EXERCISE PROMPT:
Using the data beneath, show every line that includes the word "title".

RECORDS SUPPLIED:
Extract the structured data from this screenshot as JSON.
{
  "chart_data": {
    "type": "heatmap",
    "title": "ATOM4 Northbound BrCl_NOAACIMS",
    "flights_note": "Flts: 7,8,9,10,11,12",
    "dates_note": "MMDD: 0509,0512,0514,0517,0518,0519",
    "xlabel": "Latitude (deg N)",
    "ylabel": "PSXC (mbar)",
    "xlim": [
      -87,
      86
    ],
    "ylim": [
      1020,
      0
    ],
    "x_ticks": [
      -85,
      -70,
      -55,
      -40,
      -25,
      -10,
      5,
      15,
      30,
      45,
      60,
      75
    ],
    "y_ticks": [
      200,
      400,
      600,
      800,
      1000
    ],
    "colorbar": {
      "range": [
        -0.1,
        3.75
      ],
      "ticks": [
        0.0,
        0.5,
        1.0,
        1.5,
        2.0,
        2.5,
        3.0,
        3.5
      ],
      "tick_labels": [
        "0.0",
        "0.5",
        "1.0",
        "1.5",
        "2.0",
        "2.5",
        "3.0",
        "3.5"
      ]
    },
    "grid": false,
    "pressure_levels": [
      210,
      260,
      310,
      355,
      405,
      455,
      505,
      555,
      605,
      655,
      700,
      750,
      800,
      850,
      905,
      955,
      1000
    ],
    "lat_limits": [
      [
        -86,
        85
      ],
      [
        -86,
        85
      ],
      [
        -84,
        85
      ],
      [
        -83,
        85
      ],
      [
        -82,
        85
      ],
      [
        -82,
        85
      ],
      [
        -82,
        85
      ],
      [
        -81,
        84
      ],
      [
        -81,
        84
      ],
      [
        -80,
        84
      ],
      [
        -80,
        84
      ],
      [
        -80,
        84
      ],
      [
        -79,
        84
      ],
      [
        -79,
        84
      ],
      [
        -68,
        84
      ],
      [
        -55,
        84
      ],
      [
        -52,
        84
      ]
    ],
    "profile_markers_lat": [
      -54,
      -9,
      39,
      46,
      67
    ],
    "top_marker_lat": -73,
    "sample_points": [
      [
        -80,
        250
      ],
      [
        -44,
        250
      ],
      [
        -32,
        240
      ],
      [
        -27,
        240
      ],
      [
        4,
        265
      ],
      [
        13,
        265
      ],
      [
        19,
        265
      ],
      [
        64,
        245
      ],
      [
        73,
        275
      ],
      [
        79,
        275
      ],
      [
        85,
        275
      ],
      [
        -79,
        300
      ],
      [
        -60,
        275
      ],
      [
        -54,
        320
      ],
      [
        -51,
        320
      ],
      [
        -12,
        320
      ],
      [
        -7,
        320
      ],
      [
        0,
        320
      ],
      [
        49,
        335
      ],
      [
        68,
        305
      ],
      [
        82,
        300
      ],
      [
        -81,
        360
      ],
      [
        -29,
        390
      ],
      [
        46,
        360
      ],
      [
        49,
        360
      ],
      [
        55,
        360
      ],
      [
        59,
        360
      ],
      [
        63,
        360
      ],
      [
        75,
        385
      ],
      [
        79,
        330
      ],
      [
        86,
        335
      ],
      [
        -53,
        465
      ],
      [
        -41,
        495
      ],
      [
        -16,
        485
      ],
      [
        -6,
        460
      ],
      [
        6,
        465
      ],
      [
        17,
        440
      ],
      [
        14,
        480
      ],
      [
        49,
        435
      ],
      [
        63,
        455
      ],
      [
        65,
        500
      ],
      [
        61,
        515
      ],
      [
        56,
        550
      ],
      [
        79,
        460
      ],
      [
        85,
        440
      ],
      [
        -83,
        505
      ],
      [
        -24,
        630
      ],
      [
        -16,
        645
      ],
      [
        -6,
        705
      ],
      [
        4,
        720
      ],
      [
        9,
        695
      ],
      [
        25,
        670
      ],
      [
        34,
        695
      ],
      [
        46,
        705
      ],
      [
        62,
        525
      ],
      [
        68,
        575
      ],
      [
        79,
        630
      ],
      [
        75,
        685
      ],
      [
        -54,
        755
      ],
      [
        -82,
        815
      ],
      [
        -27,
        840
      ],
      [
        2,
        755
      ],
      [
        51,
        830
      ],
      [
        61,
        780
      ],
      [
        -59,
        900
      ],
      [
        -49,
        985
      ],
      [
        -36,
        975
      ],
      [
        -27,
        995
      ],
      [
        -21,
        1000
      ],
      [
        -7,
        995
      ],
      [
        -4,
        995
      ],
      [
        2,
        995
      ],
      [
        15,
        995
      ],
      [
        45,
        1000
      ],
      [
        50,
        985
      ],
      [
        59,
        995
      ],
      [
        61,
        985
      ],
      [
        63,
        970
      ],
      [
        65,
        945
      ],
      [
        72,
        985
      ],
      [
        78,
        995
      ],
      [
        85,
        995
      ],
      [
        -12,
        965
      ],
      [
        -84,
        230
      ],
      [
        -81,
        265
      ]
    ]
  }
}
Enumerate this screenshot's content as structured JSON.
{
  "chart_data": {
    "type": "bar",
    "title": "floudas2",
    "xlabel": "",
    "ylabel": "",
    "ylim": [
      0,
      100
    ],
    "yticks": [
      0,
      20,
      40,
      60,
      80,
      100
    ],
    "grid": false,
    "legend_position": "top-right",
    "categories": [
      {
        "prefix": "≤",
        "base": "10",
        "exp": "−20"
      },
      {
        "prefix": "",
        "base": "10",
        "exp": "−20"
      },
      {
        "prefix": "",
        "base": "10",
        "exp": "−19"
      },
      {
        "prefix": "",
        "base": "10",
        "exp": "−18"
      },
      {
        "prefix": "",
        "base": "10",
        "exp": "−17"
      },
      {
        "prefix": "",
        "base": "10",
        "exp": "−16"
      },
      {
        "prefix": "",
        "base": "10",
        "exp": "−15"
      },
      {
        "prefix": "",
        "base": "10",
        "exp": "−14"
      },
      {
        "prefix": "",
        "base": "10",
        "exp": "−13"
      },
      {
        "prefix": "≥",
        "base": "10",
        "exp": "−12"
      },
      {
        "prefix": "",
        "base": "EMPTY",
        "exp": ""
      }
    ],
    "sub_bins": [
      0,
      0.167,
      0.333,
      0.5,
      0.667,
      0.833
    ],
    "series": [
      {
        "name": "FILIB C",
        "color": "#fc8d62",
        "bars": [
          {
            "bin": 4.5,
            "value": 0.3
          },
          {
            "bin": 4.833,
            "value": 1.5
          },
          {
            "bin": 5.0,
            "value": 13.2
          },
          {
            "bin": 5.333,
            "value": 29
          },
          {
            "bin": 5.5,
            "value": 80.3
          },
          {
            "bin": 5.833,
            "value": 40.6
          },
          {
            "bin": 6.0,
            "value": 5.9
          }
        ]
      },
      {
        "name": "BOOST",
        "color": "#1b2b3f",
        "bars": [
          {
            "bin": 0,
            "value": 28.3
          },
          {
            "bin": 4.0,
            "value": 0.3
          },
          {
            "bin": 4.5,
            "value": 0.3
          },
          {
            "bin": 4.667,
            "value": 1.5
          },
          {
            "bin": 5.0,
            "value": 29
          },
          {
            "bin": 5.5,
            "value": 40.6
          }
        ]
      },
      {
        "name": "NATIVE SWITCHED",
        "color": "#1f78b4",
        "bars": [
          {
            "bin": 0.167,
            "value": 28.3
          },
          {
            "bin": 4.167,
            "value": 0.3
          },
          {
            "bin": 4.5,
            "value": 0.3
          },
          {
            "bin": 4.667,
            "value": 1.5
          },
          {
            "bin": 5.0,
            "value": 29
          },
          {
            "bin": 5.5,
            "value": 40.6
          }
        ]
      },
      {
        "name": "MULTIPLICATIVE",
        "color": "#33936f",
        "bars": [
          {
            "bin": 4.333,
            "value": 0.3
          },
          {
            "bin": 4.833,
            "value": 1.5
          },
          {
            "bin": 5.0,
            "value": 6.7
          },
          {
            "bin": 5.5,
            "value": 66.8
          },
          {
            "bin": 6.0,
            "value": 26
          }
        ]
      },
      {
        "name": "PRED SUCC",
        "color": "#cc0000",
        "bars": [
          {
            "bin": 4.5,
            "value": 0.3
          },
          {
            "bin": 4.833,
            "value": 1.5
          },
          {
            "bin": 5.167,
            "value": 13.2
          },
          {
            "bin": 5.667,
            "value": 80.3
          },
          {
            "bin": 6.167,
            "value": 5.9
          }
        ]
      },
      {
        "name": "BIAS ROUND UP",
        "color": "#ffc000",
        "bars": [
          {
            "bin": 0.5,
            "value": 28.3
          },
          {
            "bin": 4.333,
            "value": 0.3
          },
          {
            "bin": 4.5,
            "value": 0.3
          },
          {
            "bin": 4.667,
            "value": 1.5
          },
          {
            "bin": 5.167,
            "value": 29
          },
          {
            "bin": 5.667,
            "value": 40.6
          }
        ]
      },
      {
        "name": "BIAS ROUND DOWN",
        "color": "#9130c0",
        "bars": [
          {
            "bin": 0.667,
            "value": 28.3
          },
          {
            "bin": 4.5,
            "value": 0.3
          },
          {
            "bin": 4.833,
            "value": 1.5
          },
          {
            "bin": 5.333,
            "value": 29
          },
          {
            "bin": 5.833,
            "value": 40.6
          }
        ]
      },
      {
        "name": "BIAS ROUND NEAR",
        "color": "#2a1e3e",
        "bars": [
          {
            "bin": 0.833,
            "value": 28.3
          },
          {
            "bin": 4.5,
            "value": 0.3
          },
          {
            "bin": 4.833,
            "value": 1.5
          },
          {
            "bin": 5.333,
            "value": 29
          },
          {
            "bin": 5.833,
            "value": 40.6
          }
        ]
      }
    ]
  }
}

THE RESPONSE:
    "title": "ATOM4 Northbound BrCl_NOAACIMS",
    "title": "floudas2",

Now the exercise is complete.